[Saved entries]
-=-=-

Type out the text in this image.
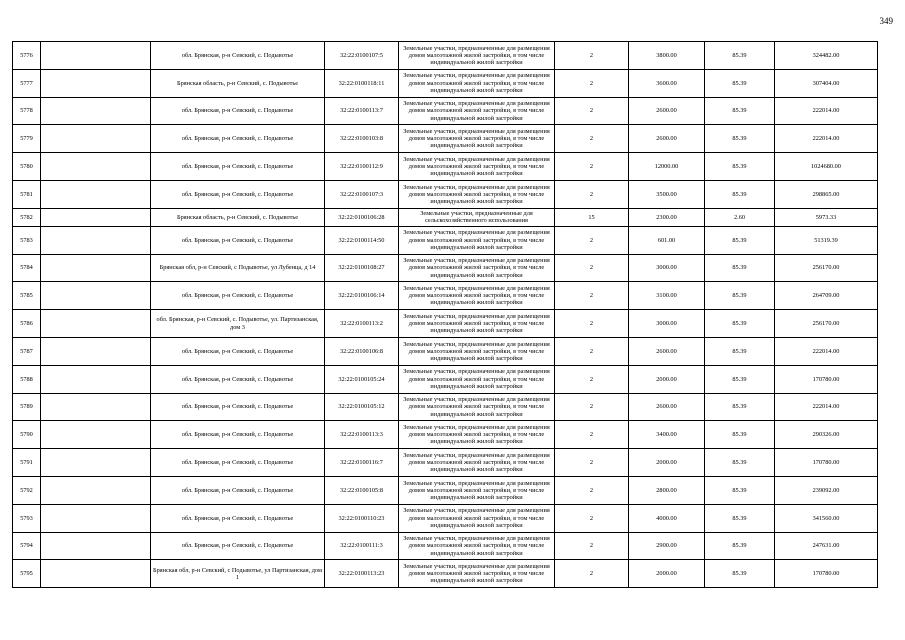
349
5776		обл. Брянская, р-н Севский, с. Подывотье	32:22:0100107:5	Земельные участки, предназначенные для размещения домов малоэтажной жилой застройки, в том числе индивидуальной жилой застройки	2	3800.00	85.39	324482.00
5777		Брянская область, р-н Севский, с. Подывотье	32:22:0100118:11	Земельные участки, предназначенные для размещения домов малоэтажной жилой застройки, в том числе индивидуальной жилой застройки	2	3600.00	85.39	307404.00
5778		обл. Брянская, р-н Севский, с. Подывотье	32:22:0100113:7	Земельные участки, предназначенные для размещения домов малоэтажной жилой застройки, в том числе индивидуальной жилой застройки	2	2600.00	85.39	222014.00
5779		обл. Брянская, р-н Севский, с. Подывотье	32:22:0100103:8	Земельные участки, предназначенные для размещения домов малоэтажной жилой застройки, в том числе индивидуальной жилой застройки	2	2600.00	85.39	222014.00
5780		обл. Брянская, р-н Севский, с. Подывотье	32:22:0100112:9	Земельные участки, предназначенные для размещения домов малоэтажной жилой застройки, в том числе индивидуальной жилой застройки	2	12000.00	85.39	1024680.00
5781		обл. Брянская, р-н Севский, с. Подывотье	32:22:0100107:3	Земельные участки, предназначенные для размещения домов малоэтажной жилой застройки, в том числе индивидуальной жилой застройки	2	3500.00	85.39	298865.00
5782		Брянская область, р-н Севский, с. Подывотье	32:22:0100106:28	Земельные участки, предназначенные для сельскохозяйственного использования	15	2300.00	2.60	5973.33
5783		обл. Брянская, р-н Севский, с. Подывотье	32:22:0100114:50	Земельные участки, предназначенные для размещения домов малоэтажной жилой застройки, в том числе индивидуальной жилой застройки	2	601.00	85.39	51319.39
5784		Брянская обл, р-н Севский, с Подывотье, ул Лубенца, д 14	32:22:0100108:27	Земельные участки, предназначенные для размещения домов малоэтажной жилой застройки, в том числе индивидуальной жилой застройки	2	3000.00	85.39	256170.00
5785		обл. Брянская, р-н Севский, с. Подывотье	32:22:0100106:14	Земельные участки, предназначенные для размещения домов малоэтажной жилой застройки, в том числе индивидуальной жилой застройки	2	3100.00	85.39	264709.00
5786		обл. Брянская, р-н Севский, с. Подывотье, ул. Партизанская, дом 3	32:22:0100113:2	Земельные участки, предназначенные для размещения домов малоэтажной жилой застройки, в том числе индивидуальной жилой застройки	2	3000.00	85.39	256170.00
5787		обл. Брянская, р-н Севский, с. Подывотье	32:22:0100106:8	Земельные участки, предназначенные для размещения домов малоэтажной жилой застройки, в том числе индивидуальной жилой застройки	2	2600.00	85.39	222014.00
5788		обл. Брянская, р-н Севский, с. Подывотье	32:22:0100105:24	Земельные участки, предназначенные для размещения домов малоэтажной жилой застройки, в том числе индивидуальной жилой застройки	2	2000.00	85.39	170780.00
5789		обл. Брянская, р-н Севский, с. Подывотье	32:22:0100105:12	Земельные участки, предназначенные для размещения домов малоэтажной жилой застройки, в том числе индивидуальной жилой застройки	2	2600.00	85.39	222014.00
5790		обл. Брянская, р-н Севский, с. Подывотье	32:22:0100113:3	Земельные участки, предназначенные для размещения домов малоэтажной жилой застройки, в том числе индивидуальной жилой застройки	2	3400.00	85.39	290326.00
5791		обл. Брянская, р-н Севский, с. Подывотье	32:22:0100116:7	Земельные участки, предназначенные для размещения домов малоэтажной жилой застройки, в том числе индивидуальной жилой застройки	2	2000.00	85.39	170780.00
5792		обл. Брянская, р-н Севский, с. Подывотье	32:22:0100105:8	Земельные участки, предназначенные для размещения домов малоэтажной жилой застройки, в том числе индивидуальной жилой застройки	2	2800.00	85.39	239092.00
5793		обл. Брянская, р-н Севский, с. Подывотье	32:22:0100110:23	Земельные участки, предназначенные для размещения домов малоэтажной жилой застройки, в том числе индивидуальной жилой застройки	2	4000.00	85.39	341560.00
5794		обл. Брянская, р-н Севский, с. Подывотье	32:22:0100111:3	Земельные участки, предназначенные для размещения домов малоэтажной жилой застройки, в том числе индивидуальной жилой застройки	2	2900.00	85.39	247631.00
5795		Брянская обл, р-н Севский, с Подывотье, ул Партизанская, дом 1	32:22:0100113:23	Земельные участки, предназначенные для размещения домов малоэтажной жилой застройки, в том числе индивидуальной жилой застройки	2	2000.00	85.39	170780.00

-=-=-

Check each line of the entries above, and show every one holding the word "Партизанская".

Response to the task:
5786		обл. Брянская, р-н Севский, с. Подывотье, ул. Партизанская, дом 3	32:22:0100113:2	Земельные участки, предназначенные для размещения домов малоэтажной жилой застройки, в том числе индивидуальной жилой застройки	2	3000.00	85.39	256170.00
5795		Брянская обл, р-н Севский, с Подывотье, ул Партизанская, дом 1	32:22:0100113:23	Земельные участки, предназначенные для размещения домов малоэтажной жилой застройки, в том числе индивидуальной жилой застройки	2	2000.00	85.39	170780.00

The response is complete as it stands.